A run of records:
^^^^
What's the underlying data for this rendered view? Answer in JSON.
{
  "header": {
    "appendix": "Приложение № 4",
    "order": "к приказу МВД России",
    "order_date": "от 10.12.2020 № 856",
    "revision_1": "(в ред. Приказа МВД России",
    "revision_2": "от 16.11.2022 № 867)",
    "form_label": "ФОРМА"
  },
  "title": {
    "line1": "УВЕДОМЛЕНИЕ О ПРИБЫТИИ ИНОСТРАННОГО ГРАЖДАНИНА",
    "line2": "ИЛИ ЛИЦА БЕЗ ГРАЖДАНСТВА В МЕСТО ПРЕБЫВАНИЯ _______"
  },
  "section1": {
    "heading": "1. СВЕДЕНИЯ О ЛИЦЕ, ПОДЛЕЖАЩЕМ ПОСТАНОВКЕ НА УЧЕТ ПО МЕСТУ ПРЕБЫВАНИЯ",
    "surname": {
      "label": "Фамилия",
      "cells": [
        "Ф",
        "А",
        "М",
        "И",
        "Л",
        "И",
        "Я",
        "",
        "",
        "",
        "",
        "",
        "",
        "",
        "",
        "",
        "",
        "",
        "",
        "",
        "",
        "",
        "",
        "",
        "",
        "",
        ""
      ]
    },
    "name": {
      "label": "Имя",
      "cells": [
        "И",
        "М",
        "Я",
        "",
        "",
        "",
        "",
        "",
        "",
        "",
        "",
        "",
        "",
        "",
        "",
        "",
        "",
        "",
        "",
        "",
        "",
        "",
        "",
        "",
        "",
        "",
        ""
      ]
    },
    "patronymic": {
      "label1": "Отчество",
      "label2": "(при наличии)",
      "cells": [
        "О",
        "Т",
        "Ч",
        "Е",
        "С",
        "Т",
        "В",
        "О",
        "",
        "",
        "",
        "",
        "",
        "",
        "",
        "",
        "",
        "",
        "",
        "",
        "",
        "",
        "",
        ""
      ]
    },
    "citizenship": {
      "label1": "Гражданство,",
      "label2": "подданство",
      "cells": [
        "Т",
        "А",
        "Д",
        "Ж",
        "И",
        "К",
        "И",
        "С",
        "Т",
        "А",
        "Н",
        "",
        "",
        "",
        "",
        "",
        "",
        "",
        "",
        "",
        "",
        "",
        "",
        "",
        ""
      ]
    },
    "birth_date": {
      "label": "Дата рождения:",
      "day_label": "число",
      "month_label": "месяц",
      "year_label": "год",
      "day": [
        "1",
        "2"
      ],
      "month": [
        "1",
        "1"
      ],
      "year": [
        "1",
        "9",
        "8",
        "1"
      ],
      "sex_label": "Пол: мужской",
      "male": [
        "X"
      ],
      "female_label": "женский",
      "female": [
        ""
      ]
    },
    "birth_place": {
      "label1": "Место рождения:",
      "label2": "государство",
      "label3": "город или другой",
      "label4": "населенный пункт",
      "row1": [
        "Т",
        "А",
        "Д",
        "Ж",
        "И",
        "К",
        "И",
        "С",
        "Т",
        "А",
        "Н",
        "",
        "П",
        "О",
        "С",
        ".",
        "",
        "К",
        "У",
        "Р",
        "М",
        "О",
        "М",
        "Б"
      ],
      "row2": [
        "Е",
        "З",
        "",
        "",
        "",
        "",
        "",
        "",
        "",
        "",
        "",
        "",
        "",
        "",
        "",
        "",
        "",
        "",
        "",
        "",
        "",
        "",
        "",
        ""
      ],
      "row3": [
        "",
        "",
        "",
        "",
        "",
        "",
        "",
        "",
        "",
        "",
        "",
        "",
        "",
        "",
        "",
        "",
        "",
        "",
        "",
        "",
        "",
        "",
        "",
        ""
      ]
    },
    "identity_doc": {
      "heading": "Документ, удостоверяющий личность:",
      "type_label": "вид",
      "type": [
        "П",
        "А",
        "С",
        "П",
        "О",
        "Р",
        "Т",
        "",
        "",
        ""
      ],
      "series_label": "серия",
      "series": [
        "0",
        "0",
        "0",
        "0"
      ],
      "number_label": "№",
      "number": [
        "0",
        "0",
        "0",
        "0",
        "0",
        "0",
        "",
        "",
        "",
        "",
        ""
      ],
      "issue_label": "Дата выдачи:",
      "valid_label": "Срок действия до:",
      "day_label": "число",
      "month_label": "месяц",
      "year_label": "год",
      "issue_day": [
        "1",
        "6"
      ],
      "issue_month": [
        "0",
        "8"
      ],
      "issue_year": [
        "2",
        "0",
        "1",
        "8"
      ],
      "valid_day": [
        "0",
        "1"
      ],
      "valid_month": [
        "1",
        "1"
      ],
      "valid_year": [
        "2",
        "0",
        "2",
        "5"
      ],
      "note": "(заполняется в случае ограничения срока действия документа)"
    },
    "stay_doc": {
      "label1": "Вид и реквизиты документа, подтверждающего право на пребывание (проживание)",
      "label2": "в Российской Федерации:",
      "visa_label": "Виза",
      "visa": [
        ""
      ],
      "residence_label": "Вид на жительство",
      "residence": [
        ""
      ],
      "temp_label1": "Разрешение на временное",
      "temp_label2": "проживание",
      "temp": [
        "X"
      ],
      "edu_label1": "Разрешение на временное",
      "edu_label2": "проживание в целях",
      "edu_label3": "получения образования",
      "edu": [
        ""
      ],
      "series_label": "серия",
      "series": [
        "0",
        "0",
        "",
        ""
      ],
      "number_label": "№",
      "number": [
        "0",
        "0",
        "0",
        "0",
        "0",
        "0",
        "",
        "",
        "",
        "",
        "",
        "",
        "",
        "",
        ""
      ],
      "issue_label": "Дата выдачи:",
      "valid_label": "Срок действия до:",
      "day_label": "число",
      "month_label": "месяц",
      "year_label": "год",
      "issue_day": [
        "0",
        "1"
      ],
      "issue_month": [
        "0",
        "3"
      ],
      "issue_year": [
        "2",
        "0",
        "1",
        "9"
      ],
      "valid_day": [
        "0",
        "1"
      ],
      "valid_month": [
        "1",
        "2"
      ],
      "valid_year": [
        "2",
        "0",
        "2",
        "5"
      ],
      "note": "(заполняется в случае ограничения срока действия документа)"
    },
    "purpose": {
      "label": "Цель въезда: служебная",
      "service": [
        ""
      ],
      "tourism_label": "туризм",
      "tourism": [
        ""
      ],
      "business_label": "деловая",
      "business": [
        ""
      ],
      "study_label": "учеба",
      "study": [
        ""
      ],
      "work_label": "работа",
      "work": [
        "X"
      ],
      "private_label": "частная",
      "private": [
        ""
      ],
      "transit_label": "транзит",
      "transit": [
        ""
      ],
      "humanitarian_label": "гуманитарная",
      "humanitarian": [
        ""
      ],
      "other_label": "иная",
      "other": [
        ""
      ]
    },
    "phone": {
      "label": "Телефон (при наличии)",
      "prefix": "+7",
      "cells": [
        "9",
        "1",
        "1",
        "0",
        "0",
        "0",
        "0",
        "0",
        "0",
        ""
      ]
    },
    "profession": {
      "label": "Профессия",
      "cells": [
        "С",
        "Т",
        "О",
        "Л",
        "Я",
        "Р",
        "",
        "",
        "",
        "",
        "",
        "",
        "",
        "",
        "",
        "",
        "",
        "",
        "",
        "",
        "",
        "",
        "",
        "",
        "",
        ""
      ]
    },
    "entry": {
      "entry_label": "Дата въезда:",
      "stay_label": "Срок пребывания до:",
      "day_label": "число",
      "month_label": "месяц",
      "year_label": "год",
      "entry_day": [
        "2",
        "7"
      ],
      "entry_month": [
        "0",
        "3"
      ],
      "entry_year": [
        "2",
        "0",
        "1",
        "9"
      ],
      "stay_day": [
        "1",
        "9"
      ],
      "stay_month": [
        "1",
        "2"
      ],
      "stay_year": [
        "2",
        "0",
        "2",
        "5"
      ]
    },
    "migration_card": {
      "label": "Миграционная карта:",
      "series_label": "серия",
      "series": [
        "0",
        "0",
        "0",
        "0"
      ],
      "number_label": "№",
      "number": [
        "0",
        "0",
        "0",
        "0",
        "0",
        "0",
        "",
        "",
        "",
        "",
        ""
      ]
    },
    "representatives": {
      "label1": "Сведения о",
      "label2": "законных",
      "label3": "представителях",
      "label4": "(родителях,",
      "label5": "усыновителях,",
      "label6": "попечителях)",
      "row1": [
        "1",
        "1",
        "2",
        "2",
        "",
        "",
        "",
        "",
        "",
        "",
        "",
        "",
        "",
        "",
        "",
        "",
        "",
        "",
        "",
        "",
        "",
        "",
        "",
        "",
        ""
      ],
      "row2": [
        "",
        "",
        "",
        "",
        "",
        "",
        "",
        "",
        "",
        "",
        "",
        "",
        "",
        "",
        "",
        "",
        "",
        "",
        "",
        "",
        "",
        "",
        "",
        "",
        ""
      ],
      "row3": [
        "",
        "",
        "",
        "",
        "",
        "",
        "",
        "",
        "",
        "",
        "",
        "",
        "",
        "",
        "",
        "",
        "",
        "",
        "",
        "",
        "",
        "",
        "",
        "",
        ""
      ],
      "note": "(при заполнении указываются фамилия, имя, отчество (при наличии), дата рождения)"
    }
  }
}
^^^^
Copy out every line with the word "въезда".

      "label": "Цель въезда: служебная",
      "entry_label": "Дата въезда:",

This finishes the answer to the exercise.